- _Input for this task_:
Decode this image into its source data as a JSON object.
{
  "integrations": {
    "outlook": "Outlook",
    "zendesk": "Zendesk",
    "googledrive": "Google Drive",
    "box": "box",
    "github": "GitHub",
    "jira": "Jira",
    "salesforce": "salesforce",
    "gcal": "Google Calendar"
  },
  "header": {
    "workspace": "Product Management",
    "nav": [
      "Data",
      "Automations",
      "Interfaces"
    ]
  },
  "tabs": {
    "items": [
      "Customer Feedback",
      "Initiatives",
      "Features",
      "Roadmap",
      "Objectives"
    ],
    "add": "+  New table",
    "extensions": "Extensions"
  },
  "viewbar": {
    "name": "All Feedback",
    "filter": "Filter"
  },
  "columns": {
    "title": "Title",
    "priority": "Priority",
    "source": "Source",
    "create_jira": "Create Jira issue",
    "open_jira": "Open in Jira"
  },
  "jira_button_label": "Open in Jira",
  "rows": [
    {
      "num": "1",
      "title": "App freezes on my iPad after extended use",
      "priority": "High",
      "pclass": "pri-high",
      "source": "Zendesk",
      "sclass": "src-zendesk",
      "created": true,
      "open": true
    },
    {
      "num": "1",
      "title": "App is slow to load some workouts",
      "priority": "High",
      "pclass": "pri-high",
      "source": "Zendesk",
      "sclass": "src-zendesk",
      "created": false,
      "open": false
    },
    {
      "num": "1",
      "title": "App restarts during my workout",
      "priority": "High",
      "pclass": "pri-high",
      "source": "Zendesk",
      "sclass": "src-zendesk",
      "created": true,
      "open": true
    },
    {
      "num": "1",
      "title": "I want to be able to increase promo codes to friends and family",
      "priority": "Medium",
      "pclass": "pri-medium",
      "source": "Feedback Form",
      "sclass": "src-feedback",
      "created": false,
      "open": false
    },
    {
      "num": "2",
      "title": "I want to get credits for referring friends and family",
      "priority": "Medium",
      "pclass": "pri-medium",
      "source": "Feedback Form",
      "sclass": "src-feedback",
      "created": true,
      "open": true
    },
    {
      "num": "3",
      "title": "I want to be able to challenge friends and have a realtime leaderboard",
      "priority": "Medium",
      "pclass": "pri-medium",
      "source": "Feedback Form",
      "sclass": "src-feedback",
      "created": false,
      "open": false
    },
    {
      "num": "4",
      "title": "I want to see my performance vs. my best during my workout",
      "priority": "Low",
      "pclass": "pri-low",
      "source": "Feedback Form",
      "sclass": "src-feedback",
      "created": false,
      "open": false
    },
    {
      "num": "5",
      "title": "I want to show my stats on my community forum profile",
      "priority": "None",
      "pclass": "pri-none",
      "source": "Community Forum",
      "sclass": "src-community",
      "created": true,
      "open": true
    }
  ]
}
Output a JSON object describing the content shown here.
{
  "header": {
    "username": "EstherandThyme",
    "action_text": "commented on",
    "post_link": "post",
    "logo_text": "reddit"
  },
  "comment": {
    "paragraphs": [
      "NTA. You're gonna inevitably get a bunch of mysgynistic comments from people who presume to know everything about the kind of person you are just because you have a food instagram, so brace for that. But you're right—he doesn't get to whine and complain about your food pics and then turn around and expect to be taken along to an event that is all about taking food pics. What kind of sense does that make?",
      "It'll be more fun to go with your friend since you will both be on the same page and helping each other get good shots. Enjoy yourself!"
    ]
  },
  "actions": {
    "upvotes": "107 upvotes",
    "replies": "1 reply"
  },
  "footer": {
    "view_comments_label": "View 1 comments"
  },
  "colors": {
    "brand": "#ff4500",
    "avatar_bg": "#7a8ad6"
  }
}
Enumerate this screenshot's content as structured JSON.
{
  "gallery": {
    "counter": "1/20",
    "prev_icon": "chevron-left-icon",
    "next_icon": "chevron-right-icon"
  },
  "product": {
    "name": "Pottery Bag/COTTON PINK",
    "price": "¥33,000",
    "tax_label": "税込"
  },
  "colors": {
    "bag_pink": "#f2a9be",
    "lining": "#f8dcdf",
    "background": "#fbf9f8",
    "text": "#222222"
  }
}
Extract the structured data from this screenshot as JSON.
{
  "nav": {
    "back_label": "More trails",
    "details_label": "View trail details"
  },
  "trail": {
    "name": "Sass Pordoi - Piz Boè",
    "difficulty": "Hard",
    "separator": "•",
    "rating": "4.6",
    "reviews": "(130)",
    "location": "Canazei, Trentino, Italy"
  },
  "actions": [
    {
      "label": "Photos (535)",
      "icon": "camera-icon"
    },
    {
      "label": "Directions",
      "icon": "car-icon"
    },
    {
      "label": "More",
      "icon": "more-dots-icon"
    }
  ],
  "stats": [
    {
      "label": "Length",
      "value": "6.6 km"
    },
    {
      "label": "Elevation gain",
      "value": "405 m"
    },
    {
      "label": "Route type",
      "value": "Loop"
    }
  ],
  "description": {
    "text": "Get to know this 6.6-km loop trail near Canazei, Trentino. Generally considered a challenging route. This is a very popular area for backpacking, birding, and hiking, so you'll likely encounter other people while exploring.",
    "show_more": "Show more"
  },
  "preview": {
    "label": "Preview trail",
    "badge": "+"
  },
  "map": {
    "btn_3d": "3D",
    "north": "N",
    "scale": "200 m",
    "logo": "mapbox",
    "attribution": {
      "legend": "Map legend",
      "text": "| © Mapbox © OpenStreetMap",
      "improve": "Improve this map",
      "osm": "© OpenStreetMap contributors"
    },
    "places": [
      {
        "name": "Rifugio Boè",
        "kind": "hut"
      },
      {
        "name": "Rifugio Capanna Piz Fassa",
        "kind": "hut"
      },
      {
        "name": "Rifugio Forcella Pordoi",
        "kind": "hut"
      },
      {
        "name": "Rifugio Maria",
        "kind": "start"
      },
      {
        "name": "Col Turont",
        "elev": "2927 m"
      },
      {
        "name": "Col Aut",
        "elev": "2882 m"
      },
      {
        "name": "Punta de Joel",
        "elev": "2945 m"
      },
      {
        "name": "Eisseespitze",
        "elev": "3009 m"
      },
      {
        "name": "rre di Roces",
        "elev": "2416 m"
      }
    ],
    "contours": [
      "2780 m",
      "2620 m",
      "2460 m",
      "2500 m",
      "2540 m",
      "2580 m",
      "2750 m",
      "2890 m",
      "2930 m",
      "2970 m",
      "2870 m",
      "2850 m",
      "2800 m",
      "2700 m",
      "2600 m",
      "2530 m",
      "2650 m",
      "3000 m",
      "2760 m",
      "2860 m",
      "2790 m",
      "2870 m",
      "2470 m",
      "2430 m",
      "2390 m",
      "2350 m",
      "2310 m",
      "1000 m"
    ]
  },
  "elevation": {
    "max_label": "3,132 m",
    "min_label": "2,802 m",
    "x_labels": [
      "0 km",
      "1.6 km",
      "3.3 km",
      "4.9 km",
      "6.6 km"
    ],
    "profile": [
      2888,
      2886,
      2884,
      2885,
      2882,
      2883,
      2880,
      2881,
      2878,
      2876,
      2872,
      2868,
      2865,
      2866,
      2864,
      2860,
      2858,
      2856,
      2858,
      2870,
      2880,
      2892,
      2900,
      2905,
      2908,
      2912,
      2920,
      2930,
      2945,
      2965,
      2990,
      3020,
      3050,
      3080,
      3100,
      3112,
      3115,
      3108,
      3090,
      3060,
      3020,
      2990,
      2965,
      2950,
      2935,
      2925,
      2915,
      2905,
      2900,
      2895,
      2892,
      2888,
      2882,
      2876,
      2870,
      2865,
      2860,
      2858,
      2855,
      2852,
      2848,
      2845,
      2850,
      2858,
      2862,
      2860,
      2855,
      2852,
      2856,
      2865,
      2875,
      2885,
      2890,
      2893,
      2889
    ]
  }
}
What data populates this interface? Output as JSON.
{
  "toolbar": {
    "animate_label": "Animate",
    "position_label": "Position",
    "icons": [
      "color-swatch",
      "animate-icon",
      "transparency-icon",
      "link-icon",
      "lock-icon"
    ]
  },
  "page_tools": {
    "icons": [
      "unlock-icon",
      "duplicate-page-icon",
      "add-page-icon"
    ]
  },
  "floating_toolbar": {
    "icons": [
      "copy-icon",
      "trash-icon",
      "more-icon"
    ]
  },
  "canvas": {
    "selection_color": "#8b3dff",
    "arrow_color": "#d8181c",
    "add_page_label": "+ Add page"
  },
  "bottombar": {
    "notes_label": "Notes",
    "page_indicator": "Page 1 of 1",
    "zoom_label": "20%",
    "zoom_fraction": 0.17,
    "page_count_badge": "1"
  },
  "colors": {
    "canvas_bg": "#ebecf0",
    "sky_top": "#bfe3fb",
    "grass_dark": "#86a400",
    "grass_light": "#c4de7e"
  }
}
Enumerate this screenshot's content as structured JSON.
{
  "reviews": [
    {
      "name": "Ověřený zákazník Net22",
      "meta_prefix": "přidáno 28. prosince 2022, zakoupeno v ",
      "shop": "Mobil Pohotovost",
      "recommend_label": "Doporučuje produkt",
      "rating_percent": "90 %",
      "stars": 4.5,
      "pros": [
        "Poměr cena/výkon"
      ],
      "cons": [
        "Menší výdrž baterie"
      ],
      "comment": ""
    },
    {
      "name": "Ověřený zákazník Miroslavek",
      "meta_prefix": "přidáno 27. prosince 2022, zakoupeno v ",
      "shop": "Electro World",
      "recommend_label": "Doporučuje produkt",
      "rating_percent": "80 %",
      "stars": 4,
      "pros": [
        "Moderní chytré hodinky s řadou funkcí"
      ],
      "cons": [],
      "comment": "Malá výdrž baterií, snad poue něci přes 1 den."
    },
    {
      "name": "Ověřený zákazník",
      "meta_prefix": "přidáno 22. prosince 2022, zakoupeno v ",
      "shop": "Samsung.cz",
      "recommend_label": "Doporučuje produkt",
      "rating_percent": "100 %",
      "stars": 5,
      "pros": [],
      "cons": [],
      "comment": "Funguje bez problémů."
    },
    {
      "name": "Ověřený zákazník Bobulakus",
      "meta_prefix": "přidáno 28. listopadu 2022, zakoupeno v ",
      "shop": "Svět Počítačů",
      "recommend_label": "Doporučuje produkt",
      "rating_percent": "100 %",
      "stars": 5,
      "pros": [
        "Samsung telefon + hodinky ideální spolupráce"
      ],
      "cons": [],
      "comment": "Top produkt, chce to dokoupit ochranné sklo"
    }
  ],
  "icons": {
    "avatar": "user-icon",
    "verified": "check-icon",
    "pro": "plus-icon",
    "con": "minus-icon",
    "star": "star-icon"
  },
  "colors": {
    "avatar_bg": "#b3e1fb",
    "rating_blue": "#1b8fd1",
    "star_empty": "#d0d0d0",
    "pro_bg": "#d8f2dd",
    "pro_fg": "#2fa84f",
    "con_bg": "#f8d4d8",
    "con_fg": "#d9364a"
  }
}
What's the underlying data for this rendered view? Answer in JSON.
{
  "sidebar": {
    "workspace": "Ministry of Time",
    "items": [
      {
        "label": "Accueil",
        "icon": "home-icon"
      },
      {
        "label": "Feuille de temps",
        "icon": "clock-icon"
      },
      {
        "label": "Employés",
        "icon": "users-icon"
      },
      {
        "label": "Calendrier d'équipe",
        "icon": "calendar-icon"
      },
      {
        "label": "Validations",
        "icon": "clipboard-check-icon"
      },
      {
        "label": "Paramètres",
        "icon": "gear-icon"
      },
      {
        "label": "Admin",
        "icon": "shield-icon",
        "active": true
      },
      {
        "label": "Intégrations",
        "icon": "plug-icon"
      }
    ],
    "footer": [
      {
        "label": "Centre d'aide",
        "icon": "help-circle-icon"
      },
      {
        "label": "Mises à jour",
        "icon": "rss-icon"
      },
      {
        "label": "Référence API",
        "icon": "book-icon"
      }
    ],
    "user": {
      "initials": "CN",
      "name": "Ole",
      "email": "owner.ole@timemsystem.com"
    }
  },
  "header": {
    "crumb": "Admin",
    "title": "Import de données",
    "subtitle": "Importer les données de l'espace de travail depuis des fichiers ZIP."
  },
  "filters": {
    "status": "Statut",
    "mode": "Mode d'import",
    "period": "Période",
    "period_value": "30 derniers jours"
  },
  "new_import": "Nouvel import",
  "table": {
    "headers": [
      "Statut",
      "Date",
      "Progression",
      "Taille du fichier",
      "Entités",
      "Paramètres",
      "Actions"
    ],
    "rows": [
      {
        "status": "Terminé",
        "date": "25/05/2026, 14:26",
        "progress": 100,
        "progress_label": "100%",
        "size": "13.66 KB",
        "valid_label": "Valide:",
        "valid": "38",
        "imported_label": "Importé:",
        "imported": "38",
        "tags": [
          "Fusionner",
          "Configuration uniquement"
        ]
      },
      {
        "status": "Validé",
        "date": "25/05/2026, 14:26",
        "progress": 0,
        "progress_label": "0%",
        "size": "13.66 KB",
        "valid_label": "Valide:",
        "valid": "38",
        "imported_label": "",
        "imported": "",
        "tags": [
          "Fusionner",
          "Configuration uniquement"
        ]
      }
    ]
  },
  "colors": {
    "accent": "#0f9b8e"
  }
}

- _Given task_:
Lines containing the word "chevron" must all be returned from the material above.

- _Exercise solution_:
    "prev_icon": "chevron-left-icon",
    "next_icon": "chevron-right-icon"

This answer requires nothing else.